**Document segment:**

+--

The new sanctions would target individuals, but they would strike at people with political weight, they said.
"Restrictive measures could be lifted in response to a change of behaviour, for example, if an organisation is shut down or a government starts taking stronger action against perpetrators in its jurisdiction," they said.
"They could also be lifted following a political pledge to cease activities", they added.
Draft EU summit conclusions, circulated on 8 October and also seen by EUobserver, did not mention cyber sanctions, but did call for greater resilience in the area.
Attacks like the Russian one in The Hague "strengthen our common resolve to further enhance the EU's internal security and disrupt hostile activities of foreign intelligence networks on our territories," the draft conclusions said.
Talks on "all cybersecurity proposals" should be "concluded before the end of the legislature" of the European Parliament next May, the conclusions said.
Chemical model
The cyber sanctions are meant to work like the EU's new chemical weapons measures, which the EU "welcomes" in the draft summit conclusions and "looks forward to early progress on the listing of relevant individuals and entities".
These blacklist people deemed guilty of chemical weapons violations no matter where they come from or whether they were ever convicted of a crime.
They also do it quickly in regular EU meetings, unlike country-specific sanctions, which require high-level political debate.
The group-of-seven did not name Russia in their informal paper.
But the UK and the Netherlands were recently attacked by Russia. The other five countries all border Russia.
They also nodded to Russia's hack-and-leak meddling in French, German, and US elections.
"In addition, we should consider including behaviours [in sanctions listing criteria] which seek to interfere in elections", the group said, ahead of the European Parliament elections next year.
"This is not targeted against Russia, it is targeted against the offence in itself, but if you look at the recent news then, obviously, you can't say Russia isn't on people's minds," a diplomatic source said.
Legal threshold
The new cyber sanctions proposal is the third of its kind in recent months.
It comes after a Dutch-led effort to impose visa bans and asset freezes on human rights abusers and after the chemical weapons sanctions accord.
The EU's counter-terrorism register, which dates back from 2001, also targets individuals instead of countries and lists them in behind-closed-doors meetings, where big member states have sometimes forced their way.
That has attracted criticism in the past, but the new sanctions would not be like that, diplomats said.
The cyber sanctions would go after "criminal actors who, in practice, are often beyond law enforcement", but people who were listed would have the right to judicial redress in the EU court, the informal paper said.
Public attribution of cyber-attacks was a "political" act often made hard by perpetrators' efforts to conceal their tracks, they noted.
But the behind-closed-doors EU method was a tried-and-tested one for joint scrutiny of classified or sensitive information, they said.
People would only be listed if "as a collective, we consider the evidence provided surpasses the legal threshold of a sufficiently solid factual basis," the paper said.

+--

**Records provided:**
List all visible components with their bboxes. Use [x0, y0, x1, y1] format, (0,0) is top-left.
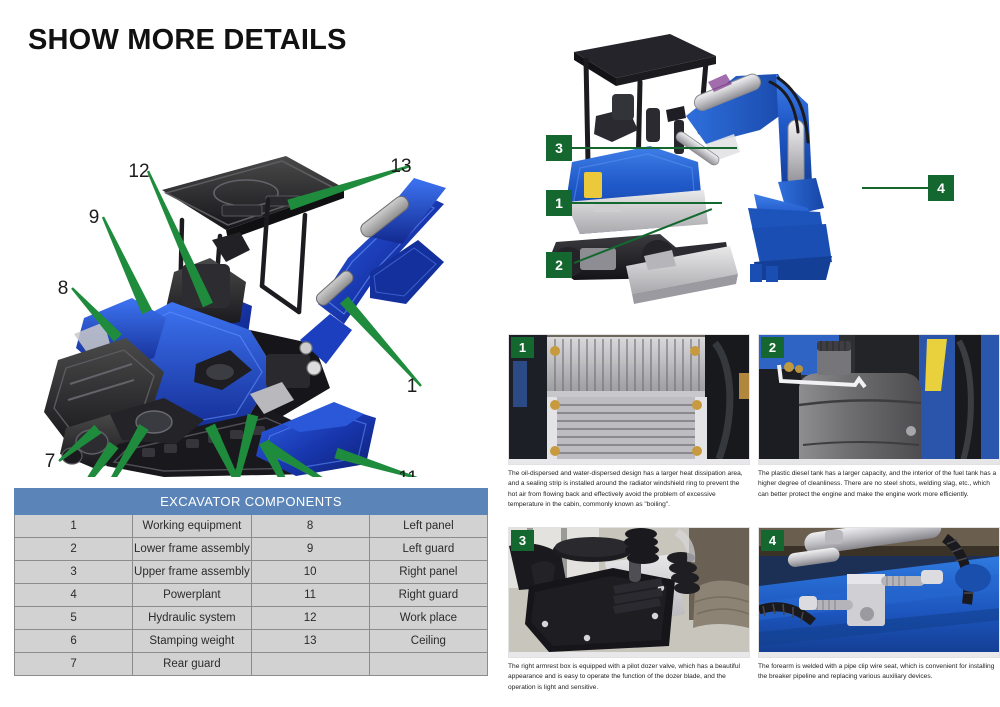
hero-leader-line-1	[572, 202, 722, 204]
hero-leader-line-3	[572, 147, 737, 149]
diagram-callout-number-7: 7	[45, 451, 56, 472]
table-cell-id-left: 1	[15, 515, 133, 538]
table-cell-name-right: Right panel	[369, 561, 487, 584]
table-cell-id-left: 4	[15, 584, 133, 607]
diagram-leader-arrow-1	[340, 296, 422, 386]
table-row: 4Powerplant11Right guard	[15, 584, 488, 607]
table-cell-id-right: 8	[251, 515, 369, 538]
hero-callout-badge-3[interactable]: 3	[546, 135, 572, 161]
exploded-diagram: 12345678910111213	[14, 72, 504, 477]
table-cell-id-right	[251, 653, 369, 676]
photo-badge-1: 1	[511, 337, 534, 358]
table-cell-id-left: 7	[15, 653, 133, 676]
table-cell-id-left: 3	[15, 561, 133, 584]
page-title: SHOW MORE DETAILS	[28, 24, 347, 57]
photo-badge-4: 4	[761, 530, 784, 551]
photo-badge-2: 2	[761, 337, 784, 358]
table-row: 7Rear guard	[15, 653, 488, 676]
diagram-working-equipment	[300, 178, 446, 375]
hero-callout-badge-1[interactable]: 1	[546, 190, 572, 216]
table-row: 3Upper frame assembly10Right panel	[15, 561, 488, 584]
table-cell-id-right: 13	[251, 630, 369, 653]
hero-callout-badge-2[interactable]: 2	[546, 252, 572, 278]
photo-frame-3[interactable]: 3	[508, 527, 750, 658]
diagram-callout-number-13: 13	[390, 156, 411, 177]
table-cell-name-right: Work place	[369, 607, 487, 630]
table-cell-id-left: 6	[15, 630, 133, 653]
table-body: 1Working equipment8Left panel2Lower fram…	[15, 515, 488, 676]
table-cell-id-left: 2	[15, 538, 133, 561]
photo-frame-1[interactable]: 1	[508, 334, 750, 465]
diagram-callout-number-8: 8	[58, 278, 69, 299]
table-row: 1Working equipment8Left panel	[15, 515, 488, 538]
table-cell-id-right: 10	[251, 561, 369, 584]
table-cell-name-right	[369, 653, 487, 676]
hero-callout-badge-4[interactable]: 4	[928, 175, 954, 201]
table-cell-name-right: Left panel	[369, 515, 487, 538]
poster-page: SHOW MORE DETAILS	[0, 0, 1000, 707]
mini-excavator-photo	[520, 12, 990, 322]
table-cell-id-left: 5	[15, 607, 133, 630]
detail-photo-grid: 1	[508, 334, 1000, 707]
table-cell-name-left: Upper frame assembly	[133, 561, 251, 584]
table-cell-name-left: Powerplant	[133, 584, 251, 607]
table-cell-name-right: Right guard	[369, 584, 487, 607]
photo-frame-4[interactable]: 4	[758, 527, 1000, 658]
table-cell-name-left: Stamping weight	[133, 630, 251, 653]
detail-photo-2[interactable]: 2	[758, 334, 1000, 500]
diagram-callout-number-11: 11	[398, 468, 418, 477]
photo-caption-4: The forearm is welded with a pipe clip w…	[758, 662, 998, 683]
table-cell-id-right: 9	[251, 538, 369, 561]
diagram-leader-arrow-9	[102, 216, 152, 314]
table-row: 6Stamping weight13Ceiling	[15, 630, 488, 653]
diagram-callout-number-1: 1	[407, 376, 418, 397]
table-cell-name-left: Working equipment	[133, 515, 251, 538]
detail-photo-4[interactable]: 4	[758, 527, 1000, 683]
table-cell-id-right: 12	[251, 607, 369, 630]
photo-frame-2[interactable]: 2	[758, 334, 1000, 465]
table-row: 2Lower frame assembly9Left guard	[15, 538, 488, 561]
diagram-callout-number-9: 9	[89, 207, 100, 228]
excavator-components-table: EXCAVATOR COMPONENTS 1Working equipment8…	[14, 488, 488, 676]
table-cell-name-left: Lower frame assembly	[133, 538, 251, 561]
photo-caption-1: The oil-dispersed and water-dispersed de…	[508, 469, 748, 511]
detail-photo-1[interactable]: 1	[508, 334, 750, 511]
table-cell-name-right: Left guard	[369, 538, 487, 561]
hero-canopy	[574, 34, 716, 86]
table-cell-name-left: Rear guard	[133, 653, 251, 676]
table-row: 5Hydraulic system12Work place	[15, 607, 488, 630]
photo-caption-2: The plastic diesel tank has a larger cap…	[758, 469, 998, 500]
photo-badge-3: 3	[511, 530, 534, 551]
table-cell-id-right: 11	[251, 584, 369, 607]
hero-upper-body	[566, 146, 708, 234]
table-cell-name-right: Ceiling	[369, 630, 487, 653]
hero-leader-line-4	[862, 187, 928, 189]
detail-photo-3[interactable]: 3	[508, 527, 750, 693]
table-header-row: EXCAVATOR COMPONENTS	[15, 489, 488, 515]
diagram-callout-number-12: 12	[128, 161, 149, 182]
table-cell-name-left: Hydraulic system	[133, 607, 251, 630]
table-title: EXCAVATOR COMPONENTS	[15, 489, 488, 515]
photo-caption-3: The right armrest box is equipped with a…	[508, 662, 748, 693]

+--

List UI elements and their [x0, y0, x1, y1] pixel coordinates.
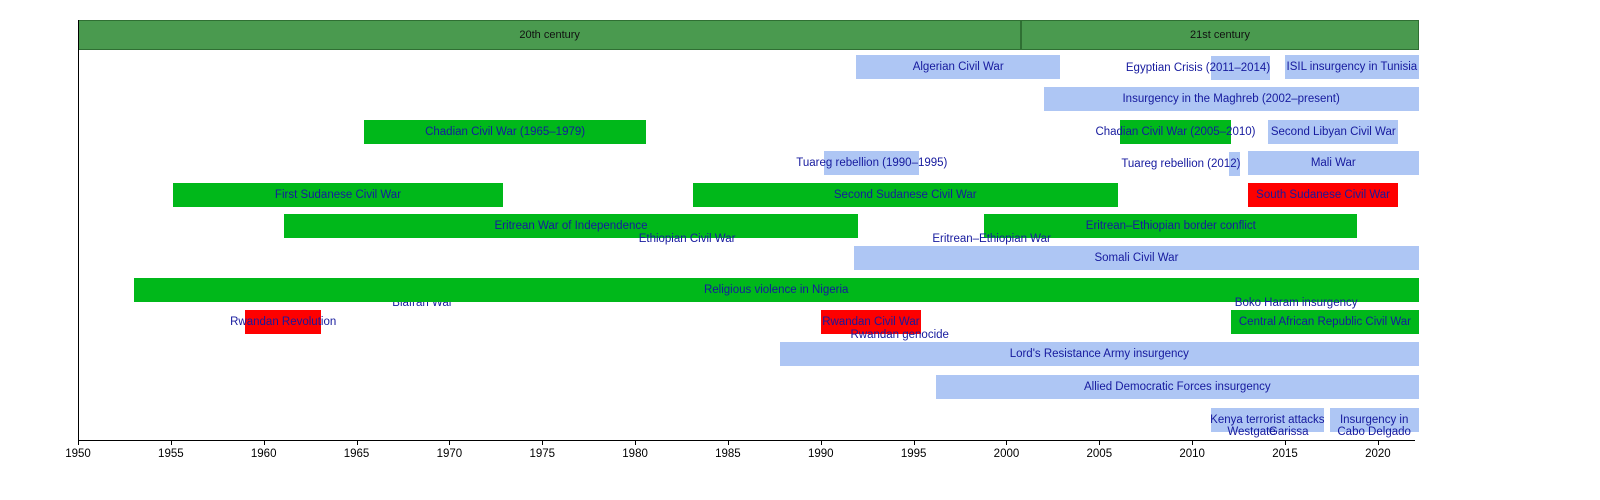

+--

**Exercises to complete:**
• A. Summarize the article on EU cyber sanctions in two sentences.
• B. According to the article on EU cyber sanctions, on what date were the draft EU summit conclusions circulated?
• C. Write out the passage from the article on EU cyber sanctions, starting with "Chemical model" and going on through "high-level political debate.".
The rows have no connection to the article on EU cyber sanctions.

**Outputs:**
• A. A group of seven countries set out, in an informal paper, a plan for EU cyber sanctions that would target individuals with political weight, work like the EU's chemical weapons measures, and could be lifted after a change of behavior or a political pledge. The paper did not name Russia, but it said listed people would have the right to judicial redress in the EU court and would only be listed if the evidence surpassed a legal threshold.

• B. 8 October.

• C.
Chemical model
The cyber sanctions are meant to work like the EU's new chemical weapons measures, which the EU "welcomes" in the draft summit conclusions and "looks forward to early progress on the listing of relevant individuals and entities".
These blacklist people deemed guilty of chemical weapons violations no matter where they come from or whether they were ever convicted of a crime.
They also do it quickly in regular EU meetings, unlike country-specific sanctions, which require high-level political debate.